To be done – Extract all lines that hold "Закрыть" from the records below.
begin Source material
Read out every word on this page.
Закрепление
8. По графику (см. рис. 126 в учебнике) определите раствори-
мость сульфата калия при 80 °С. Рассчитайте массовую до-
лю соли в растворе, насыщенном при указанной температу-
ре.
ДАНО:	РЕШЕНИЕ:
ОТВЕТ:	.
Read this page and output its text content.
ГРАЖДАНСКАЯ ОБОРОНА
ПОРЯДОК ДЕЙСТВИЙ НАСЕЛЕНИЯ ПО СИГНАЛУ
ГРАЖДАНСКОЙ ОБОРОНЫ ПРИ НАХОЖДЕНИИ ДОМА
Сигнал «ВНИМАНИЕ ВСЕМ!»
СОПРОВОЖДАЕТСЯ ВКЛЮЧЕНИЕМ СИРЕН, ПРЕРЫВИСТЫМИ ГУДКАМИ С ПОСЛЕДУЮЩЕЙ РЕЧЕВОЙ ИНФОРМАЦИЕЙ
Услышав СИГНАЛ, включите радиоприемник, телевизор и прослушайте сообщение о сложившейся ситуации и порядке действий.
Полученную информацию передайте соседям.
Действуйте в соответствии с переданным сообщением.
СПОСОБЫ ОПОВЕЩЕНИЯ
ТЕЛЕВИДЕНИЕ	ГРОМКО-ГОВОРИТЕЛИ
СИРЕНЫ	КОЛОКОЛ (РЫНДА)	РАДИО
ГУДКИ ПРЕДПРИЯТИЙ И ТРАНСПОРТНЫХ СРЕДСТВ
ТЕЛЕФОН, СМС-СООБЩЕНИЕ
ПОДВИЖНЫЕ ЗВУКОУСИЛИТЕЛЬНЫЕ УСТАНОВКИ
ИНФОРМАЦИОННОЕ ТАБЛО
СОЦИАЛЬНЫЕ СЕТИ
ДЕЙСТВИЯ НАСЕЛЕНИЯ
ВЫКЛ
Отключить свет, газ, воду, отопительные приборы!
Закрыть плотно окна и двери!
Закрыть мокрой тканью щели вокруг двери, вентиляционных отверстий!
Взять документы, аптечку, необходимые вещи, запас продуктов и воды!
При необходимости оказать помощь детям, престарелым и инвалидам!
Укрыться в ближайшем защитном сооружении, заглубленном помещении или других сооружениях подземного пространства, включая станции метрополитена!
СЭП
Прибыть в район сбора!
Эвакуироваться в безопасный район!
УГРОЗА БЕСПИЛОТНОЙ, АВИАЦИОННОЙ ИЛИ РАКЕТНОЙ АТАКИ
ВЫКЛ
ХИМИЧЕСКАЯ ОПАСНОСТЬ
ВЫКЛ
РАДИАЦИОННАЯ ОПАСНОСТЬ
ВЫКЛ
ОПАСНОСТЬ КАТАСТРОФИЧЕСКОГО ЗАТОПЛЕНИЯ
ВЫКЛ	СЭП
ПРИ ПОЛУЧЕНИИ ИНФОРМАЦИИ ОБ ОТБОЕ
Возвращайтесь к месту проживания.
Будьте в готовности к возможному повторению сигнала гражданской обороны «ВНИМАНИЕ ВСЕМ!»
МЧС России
end Source material
Solution for this exercise –
Закрыть плотно окна и двери!
Закрыть мокрой тканью щели вокруг двери, вентиляционных отверстий!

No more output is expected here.